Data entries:
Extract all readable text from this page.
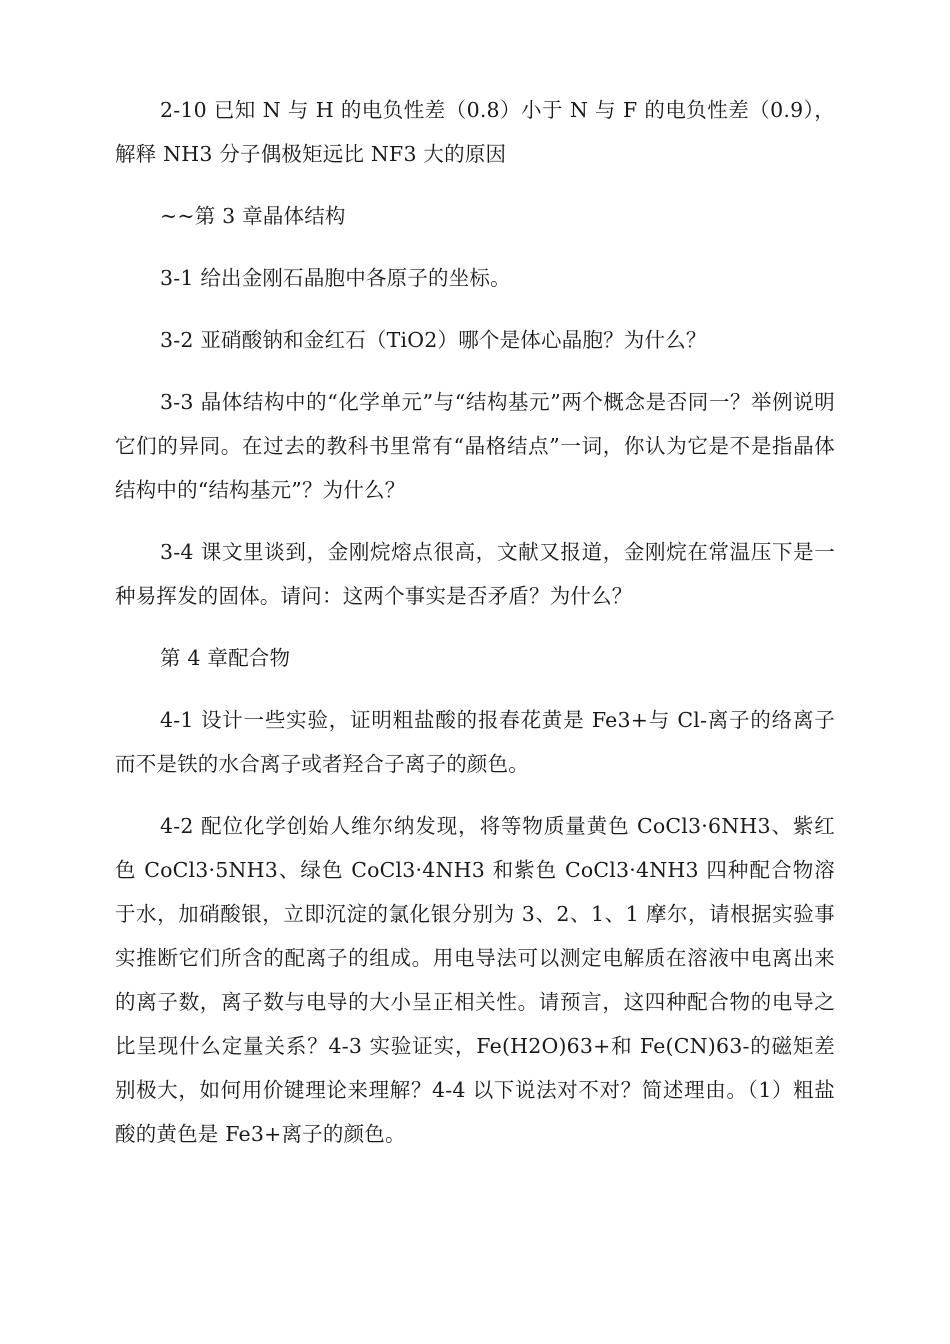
2-10 已知 N 与 H 的电负性差（0.8）小于 N 与 F 的电负性差（0.9），解释 NH3 分子偶极矩远比 NF3 大的原因

~~第 3 章晶体结构

3-1 给出金刚石晶胞中各原子的坐标。

3-2 亚硝酸钠和金红石（TiO2）哪个是体心晶胞？为什么？

3-3 晶体结构中的“化学单元”与“结构基元”两个概念是否同一？举例说明它们的异同。在过去的教科书里常有“晶格结点”一词，你认为它是不是指晶体结构中的“结构基元”？为什么？

3-4 课文里谈到，金刚烷熔点很高，文献又报道，金刚烷在常温压下是一种易挥发的固体。请问：这两个事实是否矛盾？为什么？

第 4 章配合物

4-1 设计一些实验，证明粗盐酸的报春花黄是 Fe3+与 Cl-离子的络离子而不是铁的水合离子或者羟合子离子的颜色。

4-2 配位化学创始人维尔纳发现，将等物质量黄色 CoCl3·6NH3、紫红色 CoCl3·5NH3、绿色 CoCl3·4NH3 和紫色 CoCl3·4NH3 四种配合物溶于水，加硝酸银，立即沉淀的氯化银分别为 3、2、1、1 摩尔，请根据实验事实推断它们所含的配离子的组成。用电导法可以测定电解质在溶液中电离出来的离子数，离子数与电导的大小呈正相关性。请预言，这四种配合物的电导之比呈现什么定量关系？4-3 实验证实，Fe(H2O)63+和 Fe(CN)63-的磁矩差别极大，如何用价键理论来理解？4-4 以下说法对不对？简述理由。（1）粗盐酸的黄色是 Fe3+离子的颜色。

WORK TO BE COMPLETED> Quote every line word for word and keep the images out of the copy.

OUTPUT OF THE TASK>
Extract all readable text from this page.
2-10 已知 N 与 H 的电负性差（0.8）小于 N 与 F 的电负性差（0.9），解释 NH3 分子偶极矩远比 NF3 大的原因

~~第 3 章晶体结构

3-1 给出金刚石晶胞中各原子的坐标。

3-2 亚硝酸钠和金红石（TiO2）哪个是体心晶胞？为什么？

3-3 晶体结构中的“化学单元”与“结构基元”两个概念是否同一？举例说明它们的异同。在过去的教科书里常有“晶格结点”一词，你认为它是不是指晶体结构中的“结构基元”？为什么？

3-4 课文里谈到，金刚烷熔点很高，文献又报道，金刚烷在常温压下是一种易挥发的固体。请问：这两个事实是否矛盾？为什么？

第 4 章配合物

4-1 设计一些实验，证明粗盐酸的报春花黄是 Fe3+与 Cl-离子的络离子而不是铁的水合离子或者羟合子离子的颜色。

4-2 配位化学创始人维尔纳发现，将等物质量黄色 CoCl3·6NH3、紫红色 CoCl3·5NH3、绿色 CoCl3·4NH3 和紫色 CoCl3·4NH3 四种配合物溶于水，加硝酸银，立即沉淀的氯化银分别为 3、2、1、1 摩尔，请根据实验事实推断它们所含的配离子的组成。用电导法可以测定电解质在溶液中电离出来的离子数，离子数与电导的大小呈正相关性。请预言，这四种配合物的电导之比呈现什么定量关系？4-3 实验证实，Fe(H2O)63+和 Fe(CN)63-的磁矩差别极大，如何用价键理论来理解？4-4 以下说法对不对？简述理由。（1）粗盐酸的黄色是 Fe3+离子的颜色。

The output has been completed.